**Supplied material**
******

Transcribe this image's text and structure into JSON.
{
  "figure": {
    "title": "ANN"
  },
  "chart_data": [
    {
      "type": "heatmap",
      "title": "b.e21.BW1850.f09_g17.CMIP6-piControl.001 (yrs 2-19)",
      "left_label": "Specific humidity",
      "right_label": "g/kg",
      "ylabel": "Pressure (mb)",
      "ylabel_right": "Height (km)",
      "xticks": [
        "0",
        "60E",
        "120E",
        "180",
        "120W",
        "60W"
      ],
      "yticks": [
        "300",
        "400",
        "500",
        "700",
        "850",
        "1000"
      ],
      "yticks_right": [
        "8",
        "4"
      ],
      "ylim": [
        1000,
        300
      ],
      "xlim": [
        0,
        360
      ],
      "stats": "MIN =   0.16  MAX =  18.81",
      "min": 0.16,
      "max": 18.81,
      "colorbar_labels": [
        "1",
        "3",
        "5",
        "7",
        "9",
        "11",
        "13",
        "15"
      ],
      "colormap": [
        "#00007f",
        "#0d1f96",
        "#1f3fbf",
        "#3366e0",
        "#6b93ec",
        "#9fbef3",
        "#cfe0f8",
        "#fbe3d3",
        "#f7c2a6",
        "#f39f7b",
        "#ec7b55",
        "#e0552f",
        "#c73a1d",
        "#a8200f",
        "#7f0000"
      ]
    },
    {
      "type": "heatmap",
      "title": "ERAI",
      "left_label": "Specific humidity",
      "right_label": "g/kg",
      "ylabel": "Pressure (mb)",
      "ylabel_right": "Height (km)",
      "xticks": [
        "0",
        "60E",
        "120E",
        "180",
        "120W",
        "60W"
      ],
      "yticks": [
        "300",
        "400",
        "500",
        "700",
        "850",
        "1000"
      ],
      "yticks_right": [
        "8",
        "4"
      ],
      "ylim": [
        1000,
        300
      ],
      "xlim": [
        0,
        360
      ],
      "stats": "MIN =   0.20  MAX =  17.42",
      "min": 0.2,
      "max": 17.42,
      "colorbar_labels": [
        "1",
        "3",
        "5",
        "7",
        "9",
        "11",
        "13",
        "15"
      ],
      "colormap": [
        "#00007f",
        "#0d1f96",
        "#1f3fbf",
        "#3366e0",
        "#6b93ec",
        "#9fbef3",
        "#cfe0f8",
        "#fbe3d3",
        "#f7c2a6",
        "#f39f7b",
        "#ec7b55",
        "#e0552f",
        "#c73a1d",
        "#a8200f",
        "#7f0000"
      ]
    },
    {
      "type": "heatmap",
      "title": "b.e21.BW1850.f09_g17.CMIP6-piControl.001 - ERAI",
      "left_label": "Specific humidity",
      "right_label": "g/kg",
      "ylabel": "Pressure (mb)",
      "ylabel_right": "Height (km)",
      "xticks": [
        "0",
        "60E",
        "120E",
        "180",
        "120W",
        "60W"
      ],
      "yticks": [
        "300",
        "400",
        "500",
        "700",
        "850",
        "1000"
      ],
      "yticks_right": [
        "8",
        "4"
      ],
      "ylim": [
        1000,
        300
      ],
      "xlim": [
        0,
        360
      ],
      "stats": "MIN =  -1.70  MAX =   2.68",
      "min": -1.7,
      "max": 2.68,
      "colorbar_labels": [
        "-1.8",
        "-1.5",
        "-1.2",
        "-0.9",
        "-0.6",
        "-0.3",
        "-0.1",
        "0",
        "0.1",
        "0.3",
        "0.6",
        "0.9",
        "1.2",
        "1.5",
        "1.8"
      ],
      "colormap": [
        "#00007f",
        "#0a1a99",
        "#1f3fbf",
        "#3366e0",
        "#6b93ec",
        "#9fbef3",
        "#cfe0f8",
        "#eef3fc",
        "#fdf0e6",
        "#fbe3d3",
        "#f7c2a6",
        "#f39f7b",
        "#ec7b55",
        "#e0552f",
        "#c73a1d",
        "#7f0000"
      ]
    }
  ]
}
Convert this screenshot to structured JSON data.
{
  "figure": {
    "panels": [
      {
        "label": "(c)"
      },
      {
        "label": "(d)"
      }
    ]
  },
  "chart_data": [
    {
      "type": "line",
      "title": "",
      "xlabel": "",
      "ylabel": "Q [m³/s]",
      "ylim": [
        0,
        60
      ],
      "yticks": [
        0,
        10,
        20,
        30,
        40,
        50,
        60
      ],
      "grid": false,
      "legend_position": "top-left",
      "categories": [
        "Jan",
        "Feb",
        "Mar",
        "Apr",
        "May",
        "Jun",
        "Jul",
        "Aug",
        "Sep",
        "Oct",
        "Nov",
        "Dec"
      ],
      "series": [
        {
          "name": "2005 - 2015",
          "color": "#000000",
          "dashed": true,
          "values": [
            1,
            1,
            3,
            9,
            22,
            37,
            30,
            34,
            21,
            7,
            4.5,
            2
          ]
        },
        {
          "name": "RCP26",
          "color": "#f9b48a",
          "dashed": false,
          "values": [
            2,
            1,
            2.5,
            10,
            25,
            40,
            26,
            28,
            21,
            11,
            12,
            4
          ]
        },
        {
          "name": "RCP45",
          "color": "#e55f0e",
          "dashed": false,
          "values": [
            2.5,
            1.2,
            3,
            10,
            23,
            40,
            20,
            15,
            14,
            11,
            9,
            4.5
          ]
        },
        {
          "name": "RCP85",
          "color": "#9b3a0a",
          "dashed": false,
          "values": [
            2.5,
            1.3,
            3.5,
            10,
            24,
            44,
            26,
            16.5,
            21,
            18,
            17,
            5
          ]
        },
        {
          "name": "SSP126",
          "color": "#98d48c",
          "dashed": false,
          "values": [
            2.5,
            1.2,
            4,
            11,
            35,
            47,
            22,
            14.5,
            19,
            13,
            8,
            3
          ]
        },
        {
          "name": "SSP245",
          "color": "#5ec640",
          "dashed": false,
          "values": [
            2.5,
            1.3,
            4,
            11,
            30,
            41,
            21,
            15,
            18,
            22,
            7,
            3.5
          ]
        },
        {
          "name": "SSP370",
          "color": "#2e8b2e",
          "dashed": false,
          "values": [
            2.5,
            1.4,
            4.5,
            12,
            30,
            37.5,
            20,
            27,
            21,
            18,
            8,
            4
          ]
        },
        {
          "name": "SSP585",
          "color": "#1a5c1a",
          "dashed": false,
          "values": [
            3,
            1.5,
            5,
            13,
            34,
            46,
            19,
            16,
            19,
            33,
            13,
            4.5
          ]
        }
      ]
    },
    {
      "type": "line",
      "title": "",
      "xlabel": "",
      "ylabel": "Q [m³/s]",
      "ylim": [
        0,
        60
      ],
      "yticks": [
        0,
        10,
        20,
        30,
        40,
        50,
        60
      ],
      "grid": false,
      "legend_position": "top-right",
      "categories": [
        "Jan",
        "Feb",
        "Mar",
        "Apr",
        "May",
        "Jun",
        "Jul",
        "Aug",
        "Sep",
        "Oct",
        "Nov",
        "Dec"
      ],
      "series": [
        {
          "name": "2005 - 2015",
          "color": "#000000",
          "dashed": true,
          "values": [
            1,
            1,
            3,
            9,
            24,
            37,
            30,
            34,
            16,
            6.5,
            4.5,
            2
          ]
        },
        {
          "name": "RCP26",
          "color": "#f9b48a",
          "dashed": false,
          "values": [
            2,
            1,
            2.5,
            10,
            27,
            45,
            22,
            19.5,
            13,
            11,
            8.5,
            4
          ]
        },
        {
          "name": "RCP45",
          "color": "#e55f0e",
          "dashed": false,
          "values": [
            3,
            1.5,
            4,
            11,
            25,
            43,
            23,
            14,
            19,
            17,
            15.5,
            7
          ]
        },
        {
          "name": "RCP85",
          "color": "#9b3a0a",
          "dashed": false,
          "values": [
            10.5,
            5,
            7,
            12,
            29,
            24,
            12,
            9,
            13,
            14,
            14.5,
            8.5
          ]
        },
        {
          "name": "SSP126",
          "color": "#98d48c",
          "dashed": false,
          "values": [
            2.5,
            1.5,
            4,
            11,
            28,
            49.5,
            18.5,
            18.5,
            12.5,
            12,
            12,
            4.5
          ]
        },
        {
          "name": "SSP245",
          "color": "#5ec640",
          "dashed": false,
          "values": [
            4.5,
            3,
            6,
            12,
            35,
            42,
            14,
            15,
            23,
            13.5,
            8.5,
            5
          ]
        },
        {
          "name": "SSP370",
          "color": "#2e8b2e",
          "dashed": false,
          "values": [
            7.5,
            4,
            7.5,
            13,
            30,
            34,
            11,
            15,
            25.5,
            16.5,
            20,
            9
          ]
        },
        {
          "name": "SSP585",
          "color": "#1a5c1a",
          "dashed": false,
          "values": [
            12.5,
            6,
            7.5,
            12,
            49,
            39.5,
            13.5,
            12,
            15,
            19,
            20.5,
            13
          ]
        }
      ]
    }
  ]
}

******

**Direction**
Gather all lines from the listing above in which "title" occurs.

**Solution for this exercise**
    "title": "ANN"
      "title": "b.e21.BW1850.f09_g17.CMIP6-piControl.001 (yrs 2-19)",
      "title": "ERAI",
      "title": "b.e21.BW1850.f09_g17.CMIP6-piControl.001 - ERAI",
      "title": "",
      "title": "",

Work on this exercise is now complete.